__Written task__
Copy out the entries below precisely; nothing is to be omitted.

__Task data__
......

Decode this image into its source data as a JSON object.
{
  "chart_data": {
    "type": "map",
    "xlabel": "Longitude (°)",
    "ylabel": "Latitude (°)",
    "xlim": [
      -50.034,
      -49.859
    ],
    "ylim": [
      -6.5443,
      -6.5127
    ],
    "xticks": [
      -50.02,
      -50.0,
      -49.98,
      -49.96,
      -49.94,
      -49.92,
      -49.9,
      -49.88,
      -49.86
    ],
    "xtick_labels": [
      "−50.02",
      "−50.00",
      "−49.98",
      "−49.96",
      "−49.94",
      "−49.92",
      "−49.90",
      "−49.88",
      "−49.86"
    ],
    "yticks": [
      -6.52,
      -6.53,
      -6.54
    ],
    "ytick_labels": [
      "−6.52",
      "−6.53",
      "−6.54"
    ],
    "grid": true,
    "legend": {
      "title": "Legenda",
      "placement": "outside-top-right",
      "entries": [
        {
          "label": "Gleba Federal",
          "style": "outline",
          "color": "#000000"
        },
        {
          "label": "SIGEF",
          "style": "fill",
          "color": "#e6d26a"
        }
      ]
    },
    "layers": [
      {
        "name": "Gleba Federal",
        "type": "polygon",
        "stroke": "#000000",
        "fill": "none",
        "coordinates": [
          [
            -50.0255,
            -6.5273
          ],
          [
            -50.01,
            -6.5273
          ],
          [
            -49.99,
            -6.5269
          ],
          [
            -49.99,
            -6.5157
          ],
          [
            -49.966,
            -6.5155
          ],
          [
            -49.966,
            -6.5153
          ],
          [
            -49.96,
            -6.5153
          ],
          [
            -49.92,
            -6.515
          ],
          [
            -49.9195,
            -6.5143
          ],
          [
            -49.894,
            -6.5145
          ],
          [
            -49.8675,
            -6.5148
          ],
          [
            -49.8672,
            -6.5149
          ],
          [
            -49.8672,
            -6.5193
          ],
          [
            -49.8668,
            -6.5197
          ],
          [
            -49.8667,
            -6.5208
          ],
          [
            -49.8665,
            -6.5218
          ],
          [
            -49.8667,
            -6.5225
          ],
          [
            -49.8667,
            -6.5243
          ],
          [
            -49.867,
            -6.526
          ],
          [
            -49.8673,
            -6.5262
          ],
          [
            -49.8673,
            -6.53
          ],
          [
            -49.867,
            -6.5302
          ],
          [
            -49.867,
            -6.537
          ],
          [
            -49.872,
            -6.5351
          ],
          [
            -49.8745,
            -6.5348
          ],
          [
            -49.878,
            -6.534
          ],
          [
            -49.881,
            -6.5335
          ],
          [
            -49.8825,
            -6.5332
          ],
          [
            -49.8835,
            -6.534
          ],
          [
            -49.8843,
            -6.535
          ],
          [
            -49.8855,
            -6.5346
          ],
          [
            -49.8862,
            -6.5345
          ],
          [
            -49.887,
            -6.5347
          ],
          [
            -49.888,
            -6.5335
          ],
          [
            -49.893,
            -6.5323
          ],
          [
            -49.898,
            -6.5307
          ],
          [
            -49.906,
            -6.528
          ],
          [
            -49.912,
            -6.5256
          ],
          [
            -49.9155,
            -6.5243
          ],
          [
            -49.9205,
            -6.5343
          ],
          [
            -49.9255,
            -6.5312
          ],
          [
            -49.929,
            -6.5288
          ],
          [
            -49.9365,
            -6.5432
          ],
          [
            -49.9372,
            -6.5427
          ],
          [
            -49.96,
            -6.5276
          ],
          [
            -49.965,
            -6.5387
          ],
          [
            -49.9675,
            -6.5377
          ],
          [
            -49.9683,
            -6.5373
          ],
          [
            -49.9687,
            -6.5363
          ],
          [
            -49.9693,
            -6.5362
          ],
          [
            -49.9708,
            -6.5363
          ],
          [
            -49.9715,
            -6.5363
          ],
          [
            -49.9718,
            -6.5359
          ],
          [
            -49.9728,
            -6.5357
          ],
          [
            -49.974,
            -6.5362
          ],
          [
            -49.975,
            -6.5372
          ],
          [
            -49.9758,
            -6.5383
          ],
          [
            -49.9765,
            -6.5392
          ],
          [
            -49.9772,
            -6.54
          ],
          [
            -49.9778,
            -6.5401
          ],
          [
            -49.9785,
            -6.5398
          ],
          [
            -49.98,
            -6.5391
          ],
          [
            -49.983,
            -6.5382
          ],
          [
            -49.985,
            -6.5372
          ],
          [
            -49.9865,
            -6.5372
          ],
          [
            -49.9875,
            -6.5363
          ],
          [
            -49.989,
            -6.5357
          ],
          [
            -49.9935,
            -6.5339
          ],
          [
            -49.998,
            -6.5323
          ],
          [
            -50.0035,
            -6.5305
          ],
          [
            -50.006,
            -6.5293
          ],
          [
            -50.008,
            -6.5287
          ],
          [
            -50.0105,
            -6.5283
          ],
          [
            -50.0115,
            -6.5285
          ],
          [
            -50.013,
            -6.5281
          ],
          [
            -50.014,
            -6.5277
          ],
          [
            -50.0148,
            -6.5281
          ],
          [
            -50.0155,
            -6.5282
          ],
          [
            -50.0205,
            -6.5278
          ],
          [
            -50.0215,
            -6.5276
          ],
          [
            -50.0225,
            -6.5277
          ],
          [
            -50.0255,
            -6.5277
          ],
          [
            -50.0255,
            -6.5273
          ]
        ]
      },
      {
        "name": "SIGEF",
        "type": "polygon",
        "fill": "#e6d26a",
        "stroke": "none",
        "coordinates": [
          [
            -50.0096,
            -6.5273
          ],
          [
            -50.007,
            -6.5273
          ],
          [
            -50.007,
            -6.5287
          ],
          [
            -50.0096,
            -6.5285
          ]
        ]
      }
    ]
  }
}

......

__Response to this task__
Decode this image into its source data as a JSON object.
{
  "chart_data": {
    "type": "map",
    "xlabel": "Longitude (°)",
    "ylabel": "Latitude (°)",
    "xlim": [
      -50.034,
      -49.859
    ],
    "ylim": [
      -6.5443,
      -6.5127
    ],
    "xticks": [
      -50.02,
      -50.0,
      -49.98,
      -49.96,
      -49.94,
      -49.92,
      -49.9,
      -49.88,
      -49.86
    ],
    "xtick_labels": [
      "−50.02",
      "−50.00",
      "−49.98",
      "−49.96",
      "−49.94",
      "−49.92",
      "−49.90",
      "−49.88",
      "−49.86"
    ],
    "yticks": [
      -6.52,
      -6.53,
      -6.54
    ],
    "ytick_labels": [
      "−6.52",
      "−6.53",
      "−6.54"
    ],
    "grid": true,
    "legend": {
      "title": "Legenda",
      "placement": "outside-top-right",
      "entries": [
        {
          "label": "Gleba Federal",
          "style": "outline",
          "color": "#000000"
        },
        {
          "label": "SIGEF",
          "style": "fill",
          "color": "#e6d26a"
        }
      ]
    },
    "layers": [
      {
        "name": "Gleba Federal",
        "type": "polygon",
        "stroke": "#000000",
        "fill": "none",
        "coordinates": [
          [
            -50.0255,
            -6.5273
          ],
          [
            -50.01,
            -6.5273
          ],
          [
            -49.99,
            -6.5269
          ],
          [
            -49.99,
            -6.5157
          ],
          [
            -49.966,
            -6.5155
          ],
          [
            -49.966,
            -6.5153
          ],
          [
            -49.96,
            -6.5153
          ],
          [
            -49.92,
            -6.515
          ],
          [
            -49.9195,
            -6.5143
          ],
          [
            -49.894,
            -6.5145
          ],
          [
            -49.8675,
            -6.5148
          ],
          [
            -49.8672,
            -6.5149
          ],
          [
            -49.8672,
            -6.5193
          ],
          [
            -49.8668,
            -6.5197
          ],
          [
            -49.8667,
            -6.5208
          ],
          [
            -49.8665,
            -6.5218
          ],
          [
            -49.8667,
            -6.5225
          ],
          [
            -49.8667,
            -6.5243
          ],
          [
            -49.867,
            -6.526
          ],
          [
            -49.8673,
            -6.5262
          ],
          [
            -49.8673,
            -6.53
          ],
          [
            -49.867,
            -6.5302
          ],
          [
            -49.867,
            -6.537
          ],
          [
            -49.872,
            -6.5351
          ],
          [
            -49.8745,
            -6.5348
          ],
          [
            -49.878,
            -6.534
          ],
          [
            -49.881,
            -6.5335
          ],
          [
            -49.8825,
            -6.5332
          ],
          [
            -49.8835,
            -6.534
          ],
          [
            -49.8843,
            -6.535
          ],
          [
            -49.8855,
            -6.5346
          ],
          [
            -49.8862,
            -6.5345
          ],
          [
            -49.887,
            -6.5347
          ],
          [
            -49.888,
            -6.5335
          ],
          [
            -49.893,
            -6.5323
          ],
          [
            -49.898,
            -6.5307
          ],
          [
            -49.906,
            -6.528
          ],
          [
            -49.912,
            -6.5256
          ],
          [
            -49.9155,
            -6.5243
          ],
          [
            -49.9205,
            -6.5343
          ],
          [
            -49.9255,
            -6.5312
          ],
          [
            -49.929,
            -6.5288
          ],
          [
            -49.9365,
            -6.5432
          ],
          [
            -49.9372,
            -6.5427
          ],
          [
            -49.96,
            -6.5276
          ],
          [
            -49.965,
            -6.5387
          ],
          [
            -49.9675,
            -6.5377
          ],
          [
            -49.9683,
            -6.5373
          ],
          [
            -49.9687,
            -6.5363
          ],
          [
            -49.9693,
            -6.5362
          ],
          [
            -49.9708,
            -6.5363
          ],
          [
            -49.9715,
            -6.5363
          ],
          [
            -49.9718,
            -6.5359
          ],
          [
            -49.9728,
            -6.5357
          ],
          [
            -49.974,
            -6.5362
          ],
          [
            -49.975,
            -6.5372
          ],
          [
            -49.9758,
            -6.5383
          ],
          [
            -49.9765,
            -6.5392
          ],
          [
            -49.9772,
            -6.54
          ],
          [
            -49.9778,
            -6.5401
          ],
          [
            -49.9785,
            -6.5398
          ],
          [
            -49.98,
            -6.5391
          ],
          [
            -49.983,
            -6.5382
          ],
          [
            -49.985,
            -6.5372
          ],
          [
            -49.9865,
            -6.5372
          ],
          [
            -49.9875,
            -6.5363
          ],
          [
            -49.989,
            -6.5357
          ],
          [
            -49.9935,
            -6.5339
          ],
          [
            -49.998,
            -6.5323
          ],
          [
            -50.0035,
            -6.5305
          ],
          [
            -50.006,
            -6.5293
          ],
          [
            -50.008,
            -6.5287
          ],
          [
            -50.0105,
            -6.5283
          ],
          [
            -50.0115,
            -6.5285
          ],
          [
            -50.013,
            -6.5281
          ],
          [
            -50.014,
            -6.5277
          ],
          [
            -50.0148,
            -6.5281
          ],
          [
            -50.0155,
            -6.5282
          ],
          [
            -50.0205,
            -6.5278
          ],
          [
            -50.0215,
            -6.5276
          ],
          [
            -50.0225,
            -6.5277
          ],
          [
            -50.0255,
            -6.5277
          ],
          [
            -50.0255,
            -6.5273
          ]
        ]
      },
      {
        "name": "SIGEF",
        "type": "polygon",
        "fill": "#e6d26a",
        "stroke": "none",
        "coordinates": [
          [
            -50.0096,
            -6.5273
          ],
          [
            -50.007,
            -6.5273
          ],
          [
            -50.007,
            -6.5287
          ],
          [
            -50.0096,
            -6.5285
          ]
        ]
      }
    ]
  }
}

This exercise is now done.